◆ **SET PROBLEM**:
Where a line holds the word "name", copy that line.

Stored entries:
— Start —

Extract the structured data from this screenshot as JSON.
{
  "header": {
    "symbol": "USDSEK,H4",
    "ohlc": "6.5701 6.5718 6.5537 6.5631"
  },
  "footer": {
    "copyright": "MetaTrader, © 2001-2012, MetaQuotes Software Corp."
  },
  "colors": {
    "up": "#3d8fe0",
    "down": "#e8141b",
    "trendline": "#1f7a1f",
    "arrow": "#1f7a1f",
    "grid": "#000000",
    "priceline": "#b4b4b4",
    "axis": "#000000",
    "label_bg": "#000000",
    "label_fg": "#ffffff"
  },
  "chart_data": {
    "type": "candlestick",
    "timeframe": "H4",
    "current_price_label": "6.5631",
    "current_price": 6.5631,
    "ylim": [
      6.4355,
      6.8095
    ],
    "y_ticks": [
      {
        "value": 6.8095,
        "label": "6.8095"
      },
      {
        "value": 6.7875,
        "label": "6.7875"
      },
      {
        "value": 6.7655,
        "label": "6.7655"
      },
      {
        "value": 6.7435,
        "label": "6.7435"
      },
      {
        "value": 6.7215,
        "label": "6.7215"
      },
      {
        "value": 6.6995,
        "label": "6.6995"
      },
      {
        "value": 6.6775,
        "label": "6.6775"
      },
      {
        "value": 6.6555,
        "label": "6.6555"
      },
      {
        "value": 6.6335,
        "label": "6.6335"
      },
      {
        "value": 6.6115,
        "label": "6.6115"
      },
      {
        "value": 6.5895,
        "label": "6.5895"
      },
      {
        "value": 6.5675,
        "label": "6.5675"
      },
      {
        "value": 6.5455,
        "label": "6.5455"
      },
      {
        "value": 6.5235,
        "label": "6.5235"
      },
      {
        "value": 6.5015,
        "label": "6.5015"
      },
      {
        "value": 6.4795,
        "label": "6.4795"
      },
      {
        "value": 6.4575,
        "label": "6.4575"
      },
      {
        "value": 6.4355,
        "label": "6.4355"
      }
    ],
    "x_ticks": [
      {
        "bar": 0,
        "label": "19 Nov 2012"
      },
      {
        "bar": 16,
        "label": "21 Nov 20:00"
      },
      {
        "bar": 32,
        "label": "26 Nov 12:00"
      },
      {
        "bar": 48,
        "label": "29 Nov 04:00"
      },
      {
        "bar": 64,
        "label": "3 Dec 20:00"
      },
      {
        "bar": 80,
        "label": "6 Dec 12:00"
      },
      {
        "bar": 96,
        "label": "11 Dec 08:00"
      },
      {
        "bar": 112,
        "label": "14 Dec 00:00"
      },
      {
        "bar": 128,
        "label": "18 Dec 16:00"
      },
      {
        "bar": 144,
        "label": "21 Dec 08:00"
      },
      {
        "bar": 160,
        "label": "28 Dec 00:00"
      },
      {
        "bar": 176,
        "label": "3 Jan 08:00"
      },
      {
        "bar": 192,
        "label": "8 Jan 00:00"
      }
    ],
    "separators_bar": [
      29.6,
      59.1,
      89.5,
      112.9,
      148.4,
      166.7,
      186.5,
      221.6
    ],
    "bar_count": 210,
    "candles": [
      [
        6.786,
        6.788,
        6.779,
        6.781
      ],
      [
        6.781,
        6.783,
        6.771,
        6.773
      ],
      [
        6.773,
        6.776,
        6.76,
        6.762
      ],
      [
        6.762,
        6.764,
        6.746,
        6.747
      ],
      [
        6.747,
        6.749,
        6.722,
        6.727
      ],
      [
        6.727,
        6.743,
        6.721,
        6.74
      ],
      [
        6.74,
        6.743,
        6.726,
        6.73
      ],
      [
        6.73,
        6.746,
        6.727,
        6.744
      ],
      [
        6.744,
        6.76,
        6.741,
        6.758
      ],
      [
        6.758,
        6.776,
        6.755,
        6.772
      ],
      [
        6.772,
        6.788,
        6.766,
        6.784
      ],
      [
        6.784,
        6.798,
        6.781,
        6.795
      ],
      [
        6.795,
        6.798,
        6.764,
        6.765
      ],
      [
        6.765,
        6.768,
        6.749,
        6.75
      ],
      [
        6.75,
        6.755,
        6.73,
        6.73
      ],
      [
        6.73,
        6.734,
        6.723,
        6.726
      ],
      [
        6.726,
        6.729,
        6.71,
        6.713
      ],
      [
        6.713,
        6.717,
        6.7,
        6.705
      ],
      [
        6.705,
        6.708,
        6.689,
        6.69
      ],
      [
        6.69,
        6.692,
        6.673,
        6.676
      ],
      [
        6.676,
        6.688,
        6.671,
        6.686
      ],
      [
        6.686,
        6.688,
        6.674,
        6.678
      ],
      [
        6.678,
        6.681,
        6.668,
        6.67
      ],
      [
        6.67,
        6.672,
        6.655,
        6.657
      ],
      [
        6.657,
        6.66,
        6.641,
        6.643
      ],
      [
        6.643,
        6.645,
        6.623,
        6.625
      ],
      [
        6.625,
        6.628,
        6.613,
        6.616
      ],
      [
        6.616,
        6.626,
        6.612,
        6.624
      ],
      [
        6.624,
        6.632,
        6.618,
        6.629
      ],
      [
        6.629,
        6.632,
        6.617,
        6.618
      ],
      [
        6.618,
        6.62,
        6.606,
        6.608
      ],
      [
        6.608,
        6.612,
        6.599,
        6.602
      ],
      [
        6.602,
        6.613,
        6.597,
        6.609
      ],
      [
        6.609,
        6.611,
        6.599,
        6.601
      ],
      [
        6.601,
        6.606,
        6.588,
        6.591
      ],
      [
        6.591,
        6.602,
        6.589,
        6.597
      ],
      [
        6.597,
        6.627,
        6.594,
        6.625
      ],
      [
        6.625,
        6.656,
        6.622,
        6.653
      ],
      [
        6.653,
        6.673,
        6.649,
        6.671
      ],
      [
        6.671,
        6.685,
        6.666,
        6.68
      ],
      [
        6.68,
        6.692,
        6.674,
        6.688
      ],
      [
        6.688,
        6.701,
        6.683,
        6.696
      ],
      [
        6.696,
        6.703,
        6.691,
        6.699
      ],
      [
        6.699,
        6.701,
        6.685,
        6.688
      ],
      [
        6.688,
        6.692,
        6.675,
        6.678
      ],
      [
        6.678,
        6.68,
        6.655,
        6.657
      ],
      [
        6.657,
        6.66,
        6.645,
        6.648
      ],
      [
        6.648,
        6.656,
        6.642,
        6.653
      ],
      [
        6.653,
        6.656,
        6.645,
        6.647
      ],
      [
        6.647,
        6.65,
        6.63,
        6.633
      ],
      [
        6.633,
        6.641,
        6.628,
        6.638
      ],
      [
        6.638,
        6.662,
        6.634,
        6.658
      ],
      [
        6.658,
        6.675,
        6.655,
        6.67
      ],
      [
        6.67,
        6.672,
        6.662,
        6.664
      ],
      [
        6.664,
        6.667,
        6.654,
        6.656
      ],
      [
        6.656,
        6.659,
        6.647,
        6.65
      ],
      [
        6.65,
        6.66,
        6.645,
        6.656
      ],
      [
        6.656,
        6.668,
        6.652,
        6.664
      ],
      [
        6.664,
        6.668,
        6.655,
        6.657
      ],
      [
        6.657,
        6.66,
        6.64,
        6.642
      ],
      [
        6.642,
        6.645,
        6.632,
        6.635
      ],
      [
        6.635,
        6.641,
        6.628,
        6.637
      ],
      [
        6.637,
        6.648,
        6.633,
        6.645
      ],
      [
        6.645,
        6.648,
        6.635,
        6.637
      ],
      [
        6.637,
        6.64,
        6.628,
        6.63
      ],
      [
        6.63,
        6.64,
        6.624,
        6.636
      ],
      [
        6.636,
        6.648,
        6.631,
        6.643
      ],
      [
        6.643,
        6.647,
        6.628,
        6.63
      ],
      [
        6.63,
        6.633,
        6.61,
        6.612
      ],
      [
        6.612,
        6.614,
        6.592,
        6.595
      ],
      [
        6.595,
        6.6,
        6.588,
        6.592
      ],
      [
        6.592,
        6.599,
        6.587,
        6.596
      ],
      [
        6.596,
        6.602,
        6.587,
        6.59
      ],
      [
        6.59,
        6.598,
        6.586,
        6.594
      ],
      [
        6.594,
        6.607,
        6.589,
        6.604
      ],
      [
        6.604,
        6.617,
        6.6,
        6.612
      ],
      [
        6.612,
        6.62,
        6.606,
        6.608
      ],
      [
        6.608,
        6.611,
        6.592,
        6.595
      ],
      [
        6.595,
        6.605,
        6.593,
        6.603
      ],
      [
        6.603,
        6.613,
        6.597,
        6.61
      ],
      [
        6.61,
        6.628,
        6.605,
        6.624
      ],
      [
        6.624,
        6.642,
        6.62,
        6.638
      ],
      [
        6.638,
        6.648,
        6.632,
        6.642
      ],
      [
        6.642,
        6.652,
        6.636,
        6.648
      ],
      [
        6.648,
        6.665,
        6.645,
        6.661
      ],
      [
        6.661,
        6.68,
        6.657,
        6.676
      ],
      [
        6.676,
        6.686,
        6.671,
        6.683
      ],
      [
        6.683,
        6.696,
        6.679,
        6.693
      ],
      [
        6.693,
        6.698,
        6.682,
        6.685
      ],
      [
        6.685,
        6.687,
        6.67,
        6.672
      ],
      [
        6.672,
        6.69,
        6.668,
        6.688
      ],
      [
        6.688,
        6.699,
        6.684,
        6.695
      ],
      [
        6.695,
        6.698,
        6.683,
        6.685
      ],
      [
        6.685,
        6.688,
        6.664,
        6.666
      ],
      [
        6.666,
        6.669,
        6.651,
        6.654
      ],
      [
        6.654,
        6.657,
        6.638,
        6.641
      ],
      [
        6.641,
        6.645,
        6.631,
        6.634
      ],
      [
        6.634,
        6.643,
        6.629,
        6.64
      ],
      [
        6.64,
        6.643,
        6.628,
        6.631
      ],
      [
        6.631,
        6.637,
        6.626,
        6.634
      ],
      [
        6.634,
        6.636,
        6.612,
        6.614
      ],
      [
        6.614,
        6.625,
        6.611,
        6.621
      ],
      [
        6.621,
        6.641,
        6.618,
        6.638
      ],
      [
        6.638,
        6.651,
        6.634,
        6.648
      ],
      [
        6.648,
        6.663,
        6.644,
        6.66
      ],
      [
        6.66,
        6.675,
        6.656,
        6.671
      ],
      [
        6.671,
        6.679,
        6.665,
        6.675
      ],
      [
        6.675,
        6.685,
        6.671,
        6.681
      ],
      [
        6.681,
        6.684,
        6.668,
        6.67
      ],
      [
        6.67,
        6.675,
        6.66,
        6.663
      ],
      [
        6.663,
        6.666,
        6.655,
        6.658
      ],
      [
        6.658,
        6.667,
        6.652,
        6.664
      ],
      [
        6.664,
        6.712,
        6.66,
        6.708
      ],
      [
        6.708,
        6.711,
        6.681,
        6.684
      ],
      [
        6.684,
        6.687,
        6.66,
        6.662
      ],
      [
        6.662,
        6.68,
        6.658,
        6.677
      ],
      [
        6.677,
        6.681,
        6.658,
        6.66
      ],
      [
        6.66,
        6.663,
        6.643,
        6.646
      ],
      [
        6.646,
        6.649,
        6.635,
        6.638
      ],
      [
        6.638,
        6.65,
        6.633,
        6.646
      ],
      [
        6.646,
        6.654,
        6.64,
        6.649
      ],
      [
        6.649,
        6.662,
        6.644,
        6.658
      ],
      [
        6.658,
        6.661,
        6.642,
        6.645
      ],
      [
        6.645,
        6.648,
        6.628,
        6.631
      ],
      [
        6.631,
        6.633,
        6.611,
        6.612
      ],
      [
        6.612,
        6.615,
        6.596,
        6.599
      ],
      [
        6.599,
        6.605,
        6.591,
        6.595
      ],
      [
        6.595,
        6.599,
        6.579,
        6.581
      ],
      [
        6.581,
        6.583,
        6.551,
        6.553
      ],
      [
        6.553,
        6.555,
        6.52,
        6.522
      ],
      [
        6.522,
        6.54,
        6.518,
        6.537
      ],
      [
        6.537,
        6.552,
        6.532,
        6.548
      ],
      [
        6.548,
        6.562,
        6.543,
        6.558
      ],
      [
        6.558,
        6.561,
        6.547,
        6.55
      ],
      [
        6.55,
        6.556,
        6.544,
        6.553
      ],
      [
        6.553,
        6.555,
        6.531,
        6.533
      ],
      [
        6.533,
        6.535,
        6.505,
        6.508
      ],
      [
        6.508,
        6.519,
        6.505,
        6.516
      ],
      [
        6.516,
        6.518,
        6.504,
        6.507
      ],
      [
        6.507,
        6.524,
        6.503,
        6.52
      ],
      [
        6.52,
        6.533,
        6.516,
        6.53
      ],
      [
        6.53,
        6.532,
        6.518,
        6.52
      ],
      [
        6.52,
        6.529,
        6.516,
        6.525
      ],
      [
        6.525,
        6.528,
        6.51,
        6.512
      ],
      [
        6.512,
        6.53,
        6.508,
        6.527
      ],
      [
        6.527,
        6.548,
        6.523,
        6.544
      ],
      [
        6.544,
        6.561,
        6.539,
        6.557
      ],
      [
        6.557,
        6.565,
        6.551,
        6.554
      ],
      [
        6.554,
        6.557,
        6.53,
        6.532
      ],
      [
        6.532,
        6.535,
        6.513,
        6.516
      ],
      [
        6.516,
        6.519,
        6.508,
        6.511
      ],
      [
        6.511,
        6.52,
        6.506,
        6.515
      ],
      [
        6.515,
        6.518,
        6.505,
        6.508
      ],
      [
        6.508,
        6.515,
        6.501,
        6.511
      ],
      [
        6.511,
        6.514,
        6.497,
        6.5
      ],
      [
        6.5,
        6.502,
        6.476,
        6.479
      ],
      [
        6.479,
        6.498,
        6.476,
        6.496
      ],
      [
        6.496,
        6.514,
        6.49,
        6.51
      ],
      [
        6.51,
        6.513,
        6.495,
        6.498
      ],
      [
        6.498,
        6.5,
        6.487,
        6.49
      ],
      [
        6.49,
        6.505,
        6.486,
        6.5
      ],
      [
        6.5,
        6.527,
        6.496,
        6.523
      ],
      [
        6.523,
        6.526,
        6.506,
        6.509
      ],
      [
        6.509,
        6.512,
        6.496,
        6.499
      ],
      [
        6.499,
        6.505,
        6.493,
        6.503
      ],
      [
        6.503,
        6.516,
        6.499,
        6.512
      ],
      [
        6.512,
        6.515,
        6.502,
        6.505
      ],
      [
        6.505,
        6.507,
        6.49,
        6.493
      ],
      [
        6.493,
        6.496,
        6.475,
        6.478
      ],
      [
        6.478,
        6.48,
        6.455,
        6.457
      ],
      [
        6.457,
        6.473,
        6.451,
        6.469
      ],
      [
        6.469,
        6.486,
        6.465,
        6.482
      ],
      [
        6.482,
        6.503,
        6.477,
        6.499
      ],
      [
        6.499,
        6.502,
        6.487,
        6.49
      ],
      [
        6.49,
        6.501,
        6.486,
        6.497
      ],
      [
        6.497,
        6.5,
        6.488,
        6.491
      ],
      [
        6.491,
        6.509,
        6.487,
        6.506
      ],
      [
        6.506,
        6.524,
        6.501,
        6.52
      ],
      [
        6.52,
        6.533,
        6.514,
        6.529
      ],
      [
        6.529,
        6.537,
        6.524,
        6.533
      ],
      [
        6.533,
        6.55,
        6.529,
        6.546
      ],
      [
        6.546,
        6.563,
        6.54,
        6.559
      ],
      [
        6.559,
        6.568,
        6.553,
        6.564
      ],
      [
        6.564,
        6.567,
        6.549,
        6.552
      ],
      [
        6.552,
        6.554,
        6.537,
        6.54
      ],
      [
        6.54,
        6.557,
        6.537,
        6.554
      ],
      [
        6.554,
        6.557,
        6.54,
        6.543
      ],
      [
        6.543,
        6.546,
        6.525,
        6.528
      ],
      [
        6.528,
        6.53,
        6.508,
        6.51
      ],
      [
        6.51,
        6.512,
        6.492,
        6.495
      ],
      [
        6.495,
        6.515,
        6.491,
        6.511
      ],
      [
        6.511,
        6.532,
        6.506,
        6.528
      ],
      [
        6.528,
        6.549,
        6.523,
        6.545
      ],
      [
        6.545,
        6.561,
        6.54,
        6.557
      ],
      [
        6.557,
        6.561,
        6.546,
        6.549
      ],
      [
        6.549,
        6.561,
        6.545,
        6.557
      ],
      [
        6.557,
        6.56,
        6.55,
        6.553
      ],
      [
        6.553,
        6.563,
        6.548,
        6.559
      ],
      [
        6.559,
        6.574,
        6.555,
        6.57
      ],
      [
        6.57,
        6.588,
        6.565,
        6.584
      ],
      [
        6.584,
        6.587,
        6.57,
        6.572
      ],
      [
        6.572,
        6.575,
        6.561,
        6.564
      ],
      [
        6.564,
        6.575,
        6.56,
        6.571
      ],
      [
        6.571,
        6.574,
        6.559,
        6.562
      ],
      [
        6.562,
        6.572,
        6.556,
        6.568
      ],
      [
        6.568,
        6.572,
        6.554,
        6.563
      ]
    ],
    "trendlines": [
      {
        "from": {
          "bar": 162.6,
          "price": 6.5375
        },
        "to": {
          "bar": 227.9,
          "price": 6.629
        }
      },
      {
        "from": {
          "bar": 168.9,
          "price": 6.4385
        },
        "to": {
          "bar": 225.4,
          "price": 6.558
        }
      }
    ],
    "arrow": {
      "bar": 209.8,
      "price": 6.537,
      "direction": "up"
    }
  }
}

— End —
— Start —

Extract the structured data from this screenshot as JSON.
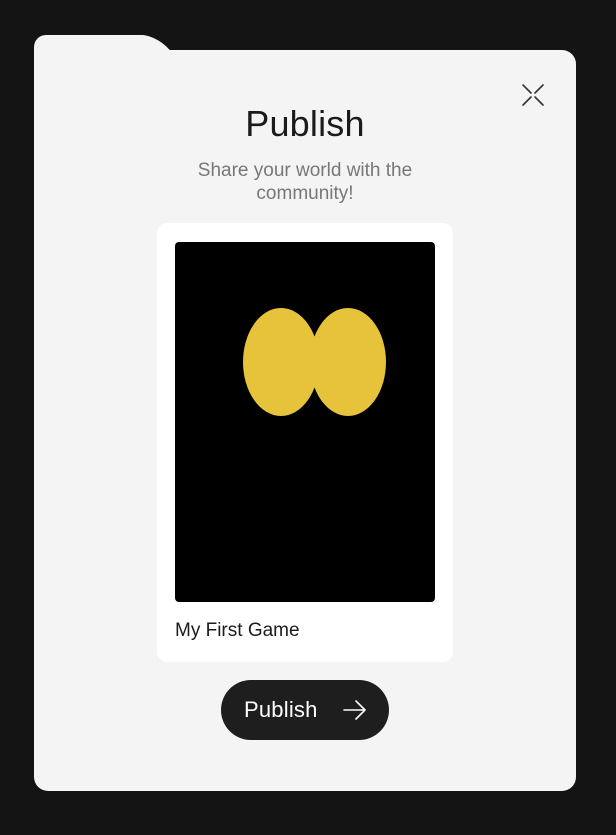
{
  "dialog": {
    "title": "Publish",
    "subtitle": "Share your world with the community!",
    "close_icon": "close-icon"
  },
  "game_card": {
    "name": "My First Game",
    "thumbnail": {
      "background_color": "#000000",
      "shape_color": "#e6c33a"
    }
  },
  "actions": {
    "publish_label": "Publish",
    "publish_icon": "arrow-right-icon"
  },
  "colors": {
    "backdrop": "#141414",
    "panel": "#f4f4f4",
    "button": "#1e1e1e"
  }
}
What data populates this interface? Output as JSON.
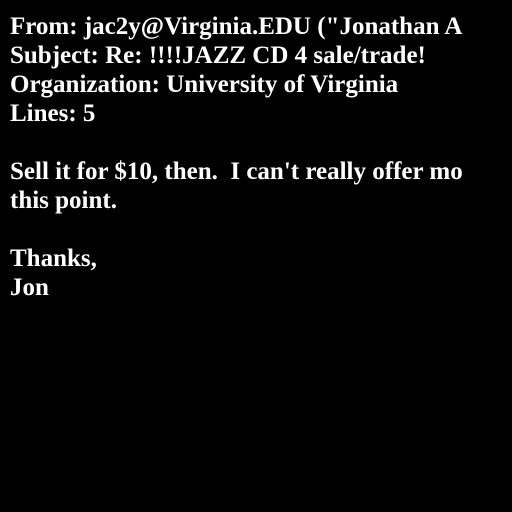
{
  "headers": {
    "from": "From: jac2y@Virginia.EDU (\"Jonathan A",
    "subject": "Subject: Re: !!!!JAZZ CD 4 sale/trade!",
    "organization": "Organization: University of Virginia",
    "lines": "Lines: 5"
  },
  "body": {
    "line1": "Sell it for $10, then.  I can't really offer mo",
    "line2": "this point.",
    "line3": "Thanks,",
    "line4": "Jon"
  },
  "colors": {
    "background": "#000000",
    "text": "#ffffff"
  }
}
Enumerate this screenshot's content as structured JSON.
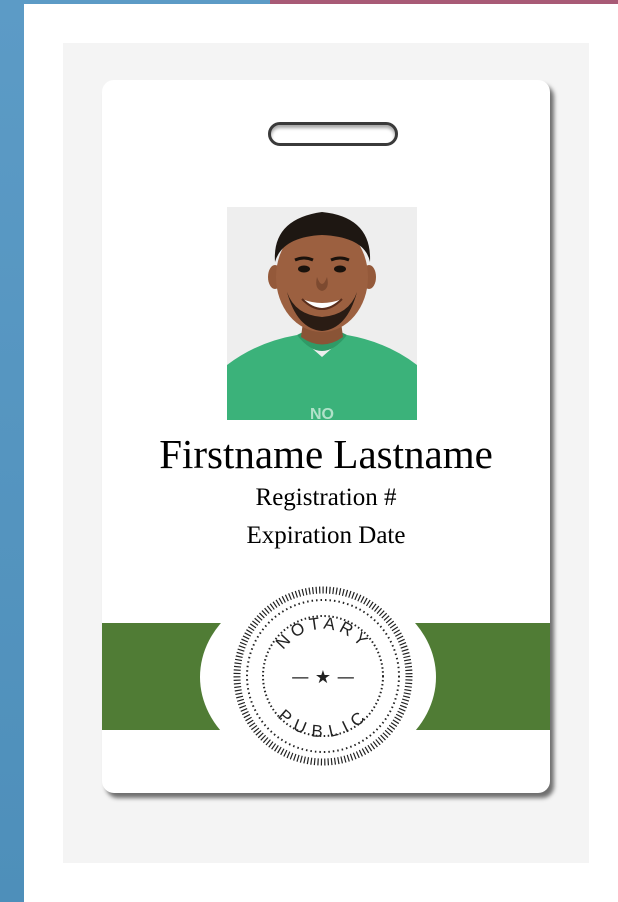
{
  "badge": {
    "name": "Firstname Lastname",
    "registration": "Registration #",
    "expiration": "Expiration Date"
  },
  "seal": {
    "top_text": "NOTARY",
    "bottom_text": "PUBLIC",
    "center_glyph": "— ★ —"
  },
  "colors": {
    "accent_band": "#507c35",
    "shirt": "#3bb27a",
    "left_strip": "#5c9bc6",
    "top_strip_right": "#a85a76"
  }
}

— End —

◆ **THE COMPLETED TASK**:
    "name": "My First Game",
    "name": "Firstname Lastname",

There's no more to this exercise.